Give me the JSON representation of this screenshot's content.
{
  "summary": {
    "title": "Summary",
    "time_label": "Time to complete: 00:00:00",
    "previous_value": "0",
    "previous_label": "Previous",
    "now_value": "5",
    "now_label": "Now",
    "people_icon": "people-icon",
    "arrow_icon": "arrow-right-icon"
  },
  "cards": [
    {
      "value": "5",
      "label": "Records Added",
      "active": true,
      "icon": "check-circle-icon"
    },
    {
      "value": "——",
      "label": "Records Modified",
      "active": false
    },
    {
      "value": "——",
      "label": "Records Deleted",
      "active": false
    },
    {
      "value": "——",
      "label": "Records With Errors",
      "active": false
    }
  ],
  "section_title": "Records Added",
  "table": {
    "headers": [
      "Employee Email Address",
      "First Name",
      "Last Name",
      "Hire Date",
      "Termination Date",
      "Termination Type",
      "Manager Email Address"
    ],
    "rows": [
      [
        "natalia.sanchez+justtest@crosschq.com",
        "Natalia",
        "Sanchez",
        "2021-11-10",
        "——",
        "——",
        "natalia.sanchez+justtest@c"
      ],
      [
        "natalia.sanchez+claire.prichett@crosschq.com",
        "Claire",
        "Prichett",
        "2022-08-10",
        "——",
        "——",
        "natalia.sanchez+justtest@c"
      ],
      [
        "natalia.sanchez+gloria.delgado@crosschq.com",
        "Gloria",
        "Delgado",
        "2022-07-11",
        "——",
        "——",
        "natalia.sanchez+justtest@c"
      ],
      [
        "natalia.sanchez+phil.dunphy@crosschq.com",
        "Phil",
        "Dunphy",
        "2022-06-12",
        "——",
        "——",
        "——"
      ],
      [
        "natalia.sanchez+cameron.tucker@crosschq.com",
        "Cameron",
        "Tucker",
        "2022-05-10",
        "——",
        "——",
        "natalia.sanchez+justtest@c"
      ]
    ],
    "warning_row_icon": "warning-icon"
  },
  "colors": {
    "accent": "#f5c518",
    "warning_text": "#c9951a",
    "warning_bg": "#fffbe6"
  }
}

▬▬▬▬▬▬

GIVEN TASK: Which lines include the word "crosschq"? List them all.

RESULT OF THE EXERCISE:
        "natalia.sanchez+justtest@crosschq.com",
        "natalia.sanchez+claire.prichett@crosschq.com",
        "natalia.sanchez+gloria.delgado@crosschq.com",
        "natalia.sanchez+phil.dunphy@crosschq.com",
        "natalia.sanchez+cameron.tucker@crosschq.com",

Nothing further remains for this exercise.